Copy all lines in which the word "burst" can be found.

## [RECORDS]
····················
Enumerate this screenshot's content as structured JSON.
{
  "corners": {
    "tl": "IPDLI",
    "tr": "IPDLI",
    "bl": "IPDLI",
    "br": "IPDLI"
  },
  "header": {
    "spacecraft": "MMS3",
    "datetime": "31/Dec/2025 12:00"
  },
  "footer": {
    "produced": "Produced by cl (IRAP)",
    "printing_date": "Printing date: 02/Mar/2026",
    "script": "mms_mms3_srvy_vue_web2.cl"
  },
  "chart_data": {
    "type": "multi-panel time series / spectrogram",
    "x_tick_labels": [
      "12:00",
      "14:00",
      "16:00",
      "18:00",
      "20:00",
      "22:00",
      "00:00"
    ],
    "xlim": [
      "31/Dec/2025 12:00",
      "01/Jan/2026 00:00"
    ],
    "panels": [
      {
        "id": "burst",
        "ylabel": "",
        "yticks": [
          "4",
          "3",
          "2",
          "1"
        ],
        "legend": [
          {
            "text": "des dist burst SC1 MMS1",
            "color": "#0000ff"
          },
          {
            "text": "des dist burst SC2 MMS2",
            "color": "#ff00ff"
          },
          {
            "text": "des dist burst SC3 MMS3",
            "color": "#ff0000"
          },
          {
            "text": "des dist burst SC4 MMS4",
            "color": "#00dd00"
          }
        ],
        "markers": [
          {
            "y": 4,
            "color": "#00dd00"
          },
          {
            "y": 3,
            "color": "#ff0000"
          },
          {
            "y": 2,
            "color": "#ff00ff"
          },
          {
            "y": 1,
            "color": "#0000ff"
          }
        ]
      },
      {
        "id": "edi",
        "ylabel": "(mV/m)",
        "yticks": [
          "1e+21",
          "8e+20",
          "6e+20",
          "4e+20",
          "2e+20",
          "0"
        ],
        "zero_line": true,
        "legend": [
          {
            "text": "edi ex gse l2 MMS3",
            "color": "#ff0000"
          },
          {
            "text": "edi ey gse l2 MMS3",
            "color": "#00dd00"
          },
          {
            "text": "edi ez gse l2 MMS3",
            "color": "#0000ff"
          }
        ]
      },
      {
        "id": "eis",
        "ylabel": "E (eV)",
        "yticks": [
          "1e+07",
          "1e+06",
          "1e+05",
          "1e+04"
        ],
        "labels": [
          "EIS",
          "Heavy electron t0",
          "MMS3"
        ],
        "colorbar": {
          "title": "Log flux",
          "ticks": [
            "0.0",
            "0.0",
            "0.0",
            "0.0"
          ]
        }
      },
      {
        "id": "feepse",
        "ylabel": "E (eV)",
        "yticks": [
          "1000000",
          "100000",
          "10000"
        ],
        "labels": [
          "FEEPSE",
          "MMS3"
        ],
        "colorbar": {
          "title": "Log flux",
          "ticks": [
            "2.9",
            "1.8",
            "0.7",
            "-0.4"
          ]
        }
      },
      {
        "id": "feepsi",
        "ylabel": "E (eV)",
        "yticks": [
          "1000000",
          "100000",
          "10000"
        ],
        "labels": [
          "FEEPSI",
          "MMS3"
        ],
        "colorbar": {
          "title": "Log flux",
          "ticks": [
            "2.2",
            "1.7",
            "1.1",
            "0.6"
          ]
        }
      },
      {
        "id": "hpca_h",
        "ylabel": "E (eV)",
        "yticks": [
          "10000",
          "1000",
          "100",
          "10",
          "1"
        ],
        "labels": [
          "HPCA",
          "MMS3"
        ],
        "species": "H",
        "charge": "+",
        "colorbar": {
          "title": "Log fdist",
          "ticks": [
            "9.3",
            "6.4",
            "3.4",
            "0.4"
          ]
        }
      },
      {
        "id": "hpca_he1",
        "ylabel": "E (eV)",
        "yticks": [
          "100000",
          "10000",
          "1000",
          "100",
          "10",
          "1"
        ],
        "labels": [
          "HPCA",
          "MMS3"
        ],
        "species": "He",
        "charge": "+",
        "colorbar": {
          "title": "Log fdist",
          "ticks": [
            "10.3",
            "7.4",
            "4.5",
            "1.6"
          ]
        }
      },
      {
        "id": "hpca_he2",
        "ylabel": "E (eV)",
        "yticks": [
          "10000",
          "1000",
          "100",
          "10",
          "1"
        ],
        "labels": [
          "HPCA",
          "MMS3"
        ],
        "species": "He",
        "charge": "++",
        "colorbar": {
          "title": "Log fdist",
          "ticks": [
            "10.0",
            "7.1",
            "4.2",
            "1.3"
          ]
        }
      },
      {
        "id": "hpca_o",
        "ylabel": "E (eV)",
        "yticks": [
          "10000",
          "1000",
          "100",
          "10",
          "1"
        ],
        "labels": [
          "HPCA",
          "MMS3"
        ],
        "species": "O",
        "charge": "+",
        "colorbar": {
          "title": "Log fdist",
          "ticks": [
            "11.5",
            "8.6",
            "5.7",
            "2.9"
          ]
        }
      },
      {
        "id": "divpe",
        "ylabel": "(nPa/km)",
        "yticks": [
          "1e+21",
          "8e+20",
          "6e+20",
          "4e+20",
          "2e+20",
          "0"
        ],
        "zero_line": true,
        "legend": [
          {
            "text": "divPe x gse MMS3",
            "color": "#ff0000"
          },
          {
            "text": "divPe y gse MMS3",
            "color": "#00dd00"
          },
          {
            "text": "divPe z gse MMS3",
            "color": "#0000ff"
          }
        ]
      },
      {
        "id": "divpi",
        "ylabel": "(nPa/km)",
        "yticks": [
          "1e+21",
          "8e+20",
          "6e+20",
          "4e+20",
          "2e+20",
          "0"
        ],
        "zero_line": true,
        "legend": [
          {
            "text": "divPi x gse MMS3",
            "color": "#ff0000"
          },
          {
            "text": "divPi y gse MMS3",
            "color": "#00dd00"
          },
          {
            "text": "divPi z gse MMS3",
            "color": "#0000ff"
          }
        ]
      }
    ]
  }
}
····················
## [TASK SOLUTION]
        "id": "burst",
            "text": "des dist burst SC1 MMS1",
            "text": "des dist burst SC2 MMS2",
            "text": "des dist burst SC3 MMS3",
            "text": "des dist burst SC4 MMS4",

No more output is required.